>> start MATERIAL PROVIDED

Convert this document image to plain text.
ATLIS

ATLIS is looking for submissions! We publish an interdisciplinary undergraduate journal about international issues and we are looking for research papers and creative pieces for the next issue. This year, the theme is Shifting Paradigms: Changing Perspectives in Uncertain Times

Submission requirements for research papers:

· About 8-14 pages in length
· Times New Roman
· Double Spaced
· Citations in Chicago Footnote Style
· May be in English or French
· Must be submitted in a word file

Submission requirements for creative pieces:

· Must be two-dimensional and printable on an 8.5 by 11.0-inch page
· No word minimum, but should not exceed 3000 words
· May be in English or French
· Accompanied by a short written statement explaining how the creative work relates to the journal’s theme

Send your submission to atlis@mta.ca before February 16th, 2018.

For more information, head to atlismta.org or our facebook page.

>> end MATERIAL PROVIDED

## [PROBLEM STATEMENT]
Track down every line holding the string "requirements" and copy it.

## [TASK SOLUTION]
Submission requirements for research papers:
Submission requirements for creative pieces:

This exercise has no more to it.